Recorded data:
* Begin *
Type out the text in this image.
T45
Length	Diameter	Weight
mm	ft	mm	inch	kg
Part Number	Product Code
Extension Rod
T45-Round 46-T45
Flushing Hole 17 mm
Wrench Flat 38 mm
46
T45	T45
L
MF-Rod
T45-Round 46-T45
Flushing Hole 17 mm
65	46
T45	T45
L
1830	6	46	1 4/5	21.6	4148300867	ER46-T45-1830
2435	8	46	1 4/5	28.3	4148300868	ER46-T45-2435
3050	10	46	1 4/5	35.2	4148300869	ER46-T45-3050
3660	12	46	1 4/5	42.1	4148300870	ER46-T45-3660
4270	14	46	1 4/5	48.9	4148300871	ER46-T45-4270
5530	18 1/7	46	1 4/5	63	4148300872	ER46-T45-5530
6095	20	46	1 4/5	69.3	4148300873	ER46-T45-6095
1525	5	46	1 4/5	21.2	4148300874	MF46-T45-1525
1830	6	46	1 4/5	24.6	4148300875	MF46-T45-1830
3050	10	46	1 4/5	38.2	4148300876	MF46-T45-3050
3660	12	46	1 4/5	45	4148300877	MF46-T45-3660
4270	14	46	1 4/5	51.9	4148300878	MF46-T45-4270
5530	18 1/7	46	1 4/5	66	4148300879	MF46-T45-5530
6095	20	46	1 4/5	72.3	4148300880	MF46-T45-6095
* End *
▸ **WHAT YOU NEED TO DO**
Transcribe the whole listing with nothing added or left out.

▸ **EXERCISE RESULT**
Type out the text in this image.
T45
Length	Diameter	Weight
mm	ft	mm	inch	kg
Part Number	Product Code
Extension Rod
T45-Round 46-T45
Flushing Hole 17 mm
Wrench Flat 38 mm
46
T45	T45
L
MF-Rod
T45-Round 46-T45
Flushing Hole 17 mm
65	46
T45	T45
L
1830	6	46	1 4/5	21.6	4148300867	ER46-T45-1830
2435	8	46	1 4/5	28.3	4148300868	ER46-T45-2435
3050	10	46	1 4/5	35.2	4148300869	ER46-T45-3050
3660	12	46	1 4/5	42.1	4148300870	ER46-T45-3660
4270	14	46	1 4/5	48.9	4148300871	ER46-T45-4270
5530	18 1/7	46	1 4/5	63	4148300872	ER46-T45-5530
6095	20	46	1 4/5	69.3	4148300873	ER46-T45-6095
1525	5	46	1 4/5	21.2	4148300874	MF46-T45-1525
1830	6	46	1 4/5	24.6	4148300875	MF46-T45-1830
3050	10	46	1 4/5	38.2	4148300876	MF46-T45-3050
3660	12	46	1 4/5	45	4148300877	MF46-T45-3660
4270	14	46	1 4/5	51.9	4148300878	MF46-T45-4270
5530	18 1/7	46	1 4/5	66	4148300879	MF46-T45-5530
6095	20	46	1 4/5	72.3	4148300880	MF46-T45-6095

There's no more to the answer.